* Requirements
Repeat the items word for word, from the first line up to and including the line with "- log-quarter-curve: [398, 560, 530, 630]".

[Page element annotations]
⁂

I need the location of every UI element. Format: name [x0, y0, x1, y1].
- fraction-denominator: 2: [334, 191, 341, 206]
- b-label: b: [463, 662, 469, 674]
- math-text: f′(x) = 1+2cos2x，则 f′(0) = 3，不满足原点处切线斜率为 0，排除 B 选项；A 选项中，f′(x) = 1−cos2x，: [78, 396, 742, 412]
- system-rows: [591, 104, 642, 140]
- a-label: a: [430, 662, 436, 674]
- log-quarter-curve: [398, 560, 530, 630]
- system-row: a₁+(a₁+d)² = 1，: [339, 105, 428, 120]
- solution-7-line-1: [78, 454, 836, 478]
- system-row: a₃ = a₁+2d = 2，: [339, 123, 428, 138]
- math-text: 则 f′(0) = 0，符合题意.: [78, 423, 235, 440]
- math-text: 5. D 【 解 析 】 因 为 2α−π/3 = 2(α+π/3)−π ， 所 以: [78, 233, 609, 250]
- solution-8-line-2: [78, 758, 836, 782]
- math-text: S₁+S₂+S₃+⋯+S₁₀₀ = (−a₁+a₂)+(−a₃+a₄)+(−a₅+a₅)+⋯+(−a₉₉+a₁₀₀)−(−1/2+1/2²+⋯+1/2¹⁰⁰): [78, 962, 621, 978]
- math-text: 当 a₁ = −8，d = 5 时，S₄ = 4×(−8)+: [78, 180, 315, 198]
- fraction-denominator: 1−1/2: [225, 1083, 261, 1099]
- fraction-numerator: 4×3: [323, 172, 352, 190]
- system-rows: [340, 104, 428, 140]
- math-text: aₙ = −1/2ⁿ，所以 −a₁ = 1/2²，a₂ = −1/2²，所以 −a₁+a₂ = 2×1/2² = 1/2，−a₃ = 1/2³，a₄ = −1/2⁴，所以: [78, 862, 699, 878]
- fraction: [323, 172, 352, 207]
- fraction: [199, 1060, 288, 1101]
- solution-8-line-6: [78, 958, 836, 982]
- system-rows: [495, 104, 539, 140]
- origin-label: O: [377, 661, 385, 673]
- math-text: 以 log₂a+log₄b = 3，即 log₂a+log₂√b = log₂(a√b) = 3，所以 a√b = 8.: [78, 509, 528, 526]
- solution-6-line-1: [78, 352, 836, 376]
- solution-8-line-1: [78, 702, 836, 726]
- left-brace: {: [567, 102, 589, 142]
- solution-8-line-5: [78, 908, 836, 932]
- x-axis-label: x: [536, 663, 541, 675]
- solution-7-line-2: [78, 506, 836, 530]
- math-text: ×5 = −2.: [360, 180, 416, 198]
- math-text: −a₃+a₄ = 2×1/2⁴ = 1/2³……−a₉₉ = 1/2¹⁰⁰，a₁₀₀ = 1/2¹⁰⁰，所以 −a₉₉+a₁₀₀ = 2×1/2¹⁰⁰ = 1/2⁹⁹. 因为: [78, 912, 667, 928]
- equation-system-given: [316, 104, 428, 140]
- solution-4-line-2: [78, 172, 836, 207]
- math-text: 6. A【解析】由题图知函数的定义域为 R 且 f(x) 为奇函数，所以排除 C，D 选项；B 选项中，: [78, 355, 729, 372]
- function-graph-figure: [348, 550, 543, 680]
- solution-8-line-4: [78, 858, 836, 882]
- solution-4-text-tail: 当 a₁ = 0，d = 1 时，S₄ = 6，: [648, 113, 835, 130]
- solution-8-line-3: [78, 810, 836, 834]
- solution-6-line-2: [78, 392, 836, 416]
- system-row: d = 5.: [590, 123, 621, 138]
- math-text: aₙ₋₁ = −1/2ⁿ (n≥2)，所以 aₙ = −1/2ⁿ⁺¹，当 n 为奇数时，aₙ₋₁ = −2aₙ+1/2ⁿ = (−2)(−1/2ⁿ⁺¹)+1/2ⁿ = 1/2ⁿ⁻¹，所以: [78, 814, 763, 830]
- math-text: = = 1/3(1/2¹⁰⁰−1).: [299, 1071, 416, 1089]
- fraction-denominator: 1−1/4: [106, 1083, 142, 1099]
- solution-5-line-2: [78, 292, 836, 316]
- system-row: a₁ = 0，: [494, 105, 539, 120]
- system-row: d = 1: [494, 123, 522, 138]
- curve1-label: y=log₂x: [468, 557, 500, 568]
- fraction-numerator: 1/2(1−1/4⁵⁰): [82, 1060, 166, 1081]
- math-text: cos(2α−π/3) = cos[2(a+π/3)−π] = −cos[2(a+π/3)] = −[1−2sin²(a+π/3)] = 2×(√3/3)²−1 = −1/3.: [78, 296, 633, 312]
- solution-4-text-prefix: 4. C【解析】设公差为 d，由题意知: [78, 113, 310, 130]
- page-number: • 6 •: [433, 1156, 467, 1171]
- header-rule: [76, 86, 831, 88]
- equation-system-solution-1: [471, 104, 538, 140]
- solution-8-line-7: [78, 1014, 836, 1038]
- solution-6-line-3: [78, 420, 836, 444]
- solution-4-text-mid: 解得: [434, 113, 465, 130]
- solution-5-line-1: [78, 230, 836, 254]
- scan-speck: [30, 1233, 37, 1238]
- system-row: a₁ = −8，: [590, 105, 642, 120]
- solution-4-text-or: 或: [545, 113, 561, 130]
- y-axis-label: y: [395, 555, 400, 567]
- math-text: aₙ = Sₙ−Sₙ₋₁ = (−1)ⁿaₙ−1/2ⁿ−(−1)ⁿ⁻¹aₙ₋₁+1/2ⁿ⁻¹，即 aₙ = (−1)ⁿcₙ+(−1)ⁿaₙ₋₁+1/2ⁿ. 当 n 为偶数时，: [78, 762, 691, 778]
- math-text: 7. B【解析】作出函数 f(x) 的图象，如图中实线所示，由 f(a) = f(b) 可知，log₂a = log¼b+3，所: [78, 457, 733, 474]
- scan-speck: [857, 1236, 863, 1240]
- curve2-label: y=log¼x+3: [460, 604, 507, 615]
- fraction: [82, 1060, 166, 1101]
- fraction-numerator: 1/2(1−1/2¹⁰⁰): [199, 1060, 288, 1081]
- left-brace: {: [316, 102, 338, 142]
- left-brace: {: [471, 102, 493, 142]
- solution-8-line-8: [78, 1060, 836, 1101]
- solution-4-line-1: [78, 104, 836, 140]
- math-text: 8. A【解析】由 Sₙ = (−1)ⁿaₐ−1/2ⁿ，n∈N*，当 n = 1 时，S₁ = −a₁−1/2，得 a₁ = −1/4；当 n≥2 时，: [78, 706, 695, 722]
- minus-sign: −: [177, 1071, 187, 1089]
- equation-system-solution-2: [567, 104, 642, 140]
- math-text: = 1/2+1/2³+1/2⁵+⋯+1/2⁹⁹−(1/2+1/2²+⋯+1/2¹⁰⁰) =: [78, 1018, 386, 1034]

⁂

* Answer to this task
I need the location of every UI element. Format: name [x0, y0, x1, y1].
- fraction-denominator: 2: [334, 191, 341, 206]
- b-label: b: [463, 662, 469, 674]
- math-text: f′(x) = 1+2cos2x，则 f′(0) = 3，不满足原点处切线斜率为 0，排除 B 选项；A 选项中，f′(x) = 1−cos2x，: [78, 396, 742, 412]
- system-rows: [591, 104, 642, 140]
- a-label: a: [430, 662, 436, 674]
- log-quarter-curve: [398, 560, 530, 630]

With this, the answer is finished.